## PAGE EXCERPT
Keywords:
Landsat imagery; AOD retrieval; Transformers; Google Earth Engine (GEE); Explainable Artificial Intelligence (XAI)
Introduction
Atmospheric aerosols are suspended particulate matter consisting of solid or liquid particles with diameters ranging from 10 nm to 100 μm suspended in the atmosphere, chiefly in the lower atmosphere (Kaufman et al., 1997). These aerosols originate from natural processes such as volcanic eruptions, wildfires, and dust storms, and anthropogenic activities, including the combustion of fuels, vehicular emissions, and industrial and agricultural processes. Aerosols can alter the Earth-atmosphere radiative balance by absorbing and scattering solar radiation, directly impacting ecosystems and climate (Ramanathan et al., 2001; Kaufman et al., 2002;). They also indirectly influence climate change through interactions with clouds and participation in both physical responses and chemical reactions (Andreae et al., 2004; Rosenfeld et al., 2008, 2014; Z. Li et al., 2011, 2016;). Furthermore, in the form of fine and ultra-fine particulate matter like PM2.5 and PM1, aerosols significantly deteriorate air quality and pose substantial threats to public health (Fuller et al., 2022; Fuzzi et al., 2015; Kim et al., 2015; Z. Li et al., 2017). Therefore, accurate determination and assessment of aerosol quantity and characteristics is of utmost significance in monitoring atmospheric environmental pollution and understanding climate change dynamics.

(Dataset items)
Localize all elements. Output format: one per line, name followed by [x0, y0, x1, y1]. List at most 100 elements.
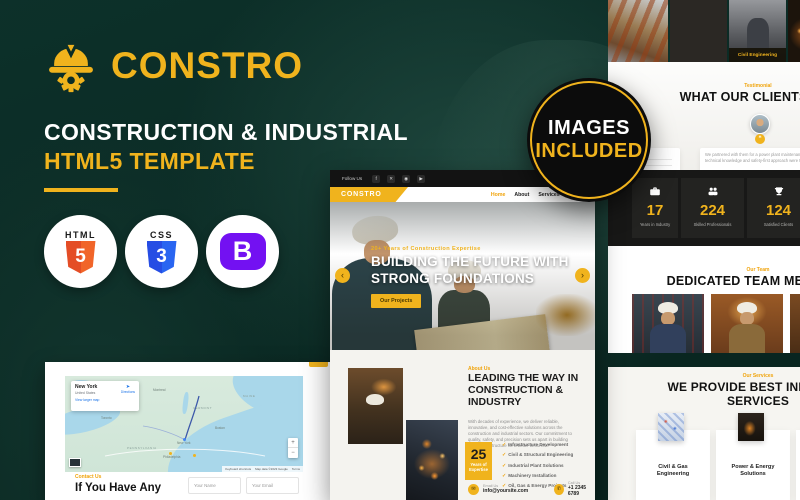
preview-logo[interactable]: CONSTRO	[330, 187, 408, 202]
zoom-out-button[interactable]: −	[288, 448, 298, 458]
about-section: About Us LEADING THE WAY IN CONSTRUCTION…	[330, 350, 595, 500]
checklist-item: ✓Infrastructure Development	[502, 440, 573, 450]
map-info-card: New York United States ➤ Directions View…	[71, 381, 139, 411]
about-image-helmet	[366, 394, 384, 405]
experience-label-2: Expertise	[465, 467, 492, 472]
map-marker-yellow	[193, 454, 196, 457]
phone-value[interactable]: +1 2345 6789	[568, 485, 595, 497]
stats-section: 17 Years in Industry 224 Skilled Profess…	[608, 170, 800, 246]
hero-title-line2: STRONG FOUNDATIONS	[371, 271, 534, 286]
portfolio-strip: Civil Engineering	[608, 0, 800, 62]
map-label: Boston	[215, 426, 225, 430]
map-state-label: VERMONT	[193, 406, 212, 410]
service-card-partial	[796, 430, 800, 500]
team-member-photo	[711, 294, 783, 353]
testimonial-quote-line1: We partnered with them for a power plant…	[705, 152, 800, 158]
portfolio-image-steelwork	[608, 0, 668, 62]
tech-badges: HTML 5 CSS 3 B	[44, 215, 279, 288]
email-input[interactable]	[246, 477, 299, 494]
service-image-plant	[738, 413, 764, 441]
badge-line2: INCLUDED	[535, 140, 642, 163]
keyboard-shortcuts-link[interactable]: Keyboard shortcuts	[225, 467, 251, 471]
service-name-line1: Power & Energy	[732, 464, 775, 470]
team-member-photo	[632, 294, 704, 353]
testimonial-quote-line2: technical knowledge and safety-first app…	[705, 158, 800, 164]
check-icon: ✓	[502, 473, 506, 479]
twitter-icon[interactable]: ✕	[387, 175, 395, 183]
css3-icon: 3	[147, 241, 177, 274]
stat-value: 124	[747, 202, 800, 219]
service-name-line2: Solutions	[740, 471, 765, 477]
body	[729, 324, 765, 353]
email-value[interactable]: info@yoursite.com	[483, 488, 528, 494]
promo-canvas: CONSTRO CONSTRUCTION & INDUSTRIAL HTML5 …	[0, 0, 800, 500]
team-section: Our Team DEDICATED TEAM MEMBERS	[608, 246, 800, 353]
youtube-icon[interactable]: ▶	[417, 175, 425, 183]
users-icon	[707, 186, 719, 196]
google-map[interactable]: Ottawa Montreal Toronto Boston New York …	[65, 376, 303, 472]
contact-heading-block: Contact Us If You Have Any	[75, 474, 161, 494]
helmet-gear-icon	[44, 38, 98, 94]
portfolio-image-sparks	[788, 0, 800, 62]
html5-badge-label: HTML	[65, 230, 96, 240]
services-kicker: Our Services	[608, 373, 800, 379]
contact-title: If You Have Any	[75, 482, 161, 494]
css3-badge: CSS 3	[125, 215, 198, 288]
carousel-prev-button[interactable]: ‹	[335, 268, 350, 283]
about-contact-row: ✉ Email Us info@yoursite.com ✆ Call Us +…	[468, 481, 595, 497]
checklist-item: ✓Machinery Installation	[502, 471, 573, 481]
experience-box: 25 Years of Expertise	[465, 442, 492, 480]
tagline-underline	[44, 188, 118, 192]
html5-icon: 5	[66, 241, 96, 274]
directions-link[interactable]: ➤ Directions	[121, 384, 135, 394]
checklist-item: ✓Industrial Plant Solutions	[502, 461, 573, 471]
contact-page-preview: Ottawa Montreal Toronto Boston New York …	[45, 362, 330, 500]
checklist-item: ✓Civil & Structural Engineering	[502, 450, 573, 460]
stat-label: Skilled Professionals	[681, 222, 744, 227]
tagline-line2: HTML5 TEMPLATE	[44, 148, 255, 175]
instagram-icon[interactable]: ◉	[402, 175, 410, 183]
brand-logo: CONSTRO	[44, 38, 303, 94]
trophy-icon	[773, 186, 785, 196]
stat-label: Years in Industry	[632, 222, 678, 227]
email-contact[interactable]: ✉ Email Us info@yoursite.com	[468, 481, 528, 497]
portfolio-worker-figure	[747, 18, 769, 48]
experience-years: 25	[465, 446, 492, 462]
map-zoom-control: + −	[288, 438, 298, 458]
services-title-line1: WE PROVIDE BEST INDUSTRY	[608, 380, 800, 394]
zoom-in-button[interactable]: +	[288, 438, 298, 448]
quote-icon: ❝	[755, 134, 765, 144]
check-icon: ✓	[502, 463, 506, 469]
images-included-badge: IMAGES INCLUDED	[527, 78, 651, 202]
team-member-photo	[790, 294, 800, 353]
map-label: Toronto	[101, 416, 112, 420]
map-data-credit: Map data ©2023 Google	[255, 467, 288, 471]
phone-icon: ✆	[554, 484, 564, 495]
chat-button-partial[interactable]	[309, 362, 328, 367]
nav-item-home[interactable]: Home	[491, 192, 505, 198]
client-avatar	[750, 114, 770, 134]
tagline-line1: CONSTRUCTION & INDUSTRIAL	[44, 119, 408, 146]
carousel-next-button[interactable]: ›	[575, 268, 590, 283]
portfolio-image-excavator	[670, 0, 727, 62]
team-kicker: Our Team	[608, 267, 800, 273]
satellite-toggle-thumbnail[interactable]	[69, 458, 81, 467]
stat-label: Satisfied Clients	[747, 222, 800, 227]
contact-kicker: Contact Us	[75, 474, 161, 480]
map-marker-yellow	[169, 452, 172, 455]
brand-name: CONSTRO	[111, 45, 303, 87]
map-state-label: MAINE	[243, 394, 256, 398]
phone-contact[interactable]: ✆ Call Us +1 2345 6789	[554, 481, 595, 497]
hero-cta-button[interactable]: Our Projects	[371, 294, 421, 308]
name-input[interactable]	[188, 477, 241, 494]
team-title: DEDICATED TEAM MEMBERS	[608, 274, 800, 288]
about-image-sparks	[406, 420, 458, 500]
nav-item-about[interactable]: About	[514, 192, 529, 198]
facebook-icon[interactable]: f	[372, 175, 380, 183]
hero-section: 20+ Years of Construction Expertise BUIL…	[330, 202, 595, 350]
view-larger-map-link[interactable]: View larger map	[75, 398, 135, 402]
badge-line1: IMAGES	[548, 117, 630, 140]
stat-value: 224	[681, 202, 744, 219]
terms-link[interactable]: Terms	[292, 467, 300, 471]
about-title: LEADING THE WAY IN CONSTRUCTION & INDUST…	[468, 373, 586, 408]
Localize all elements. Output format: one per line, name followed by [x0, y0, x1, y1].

## EXERCISES
1) Answer these questions from the introduction on atmospheric aerosols:
(a) What range of particle diameters does it give for aerosols?
(b) Which forms of fine and ultra-fine particulate matter does it name?
(c) Through which two processes acting on solar radiation can aerosols alter the Earth-atmosphere radiative balance?
2) Write the next paragraph of the introduction on atmospheric aerosols, picking up after its final sentence.

## RESPONSES BY TASK
1)
(a) From 10 nm to 100 μm.
(b) PM2.5 and PM1.
(c) Absorbing and scattering solar radiation.

2)
Aerosol optical depth (AOD) is defined as the integral of a medium’s extinction coefficient in the vertical direction and serves as a critical optical parameter for characterizing aerosol content and assessing atmospheric turbidity (Kaufman et al., 2002). Satellite remote sensing offers an efficient means to acquire AOD distributions across extended timeframes and broad spatial extents. At present, a multitude of mature aerosol retrieval algorithms have been established, e.g., Dark Target (Levy et al., 2013), Deep Blue (Hsu et al., 2013), and Multi-Angle Implementation of Atmospheric Correction (Lyapustin et al., 2018), using atmospheric radiative transfer (ART) models. These algorithms have been successfully and operationally applied to medium- and low-spatial-resolution sun-synchronous satellites, such as the MODIS and VIIRS, as well as high-temporal-resolution geostationary satellites, including Himawari and the GOES-R Series (S. Li et al., 2019; She et al., 2019; W. Wang et al., 2022), providing daily or hourly AOD products covering the entire Earth with considerable accuracy. These datasets are invaluable for real-time air quality monitoring, tracking, forecasting, and a variety of related studies, particularly in the retrieval of particulate matter (Ma et al., 2022; J. Wei et al., 2021; Zhang et al., 2021).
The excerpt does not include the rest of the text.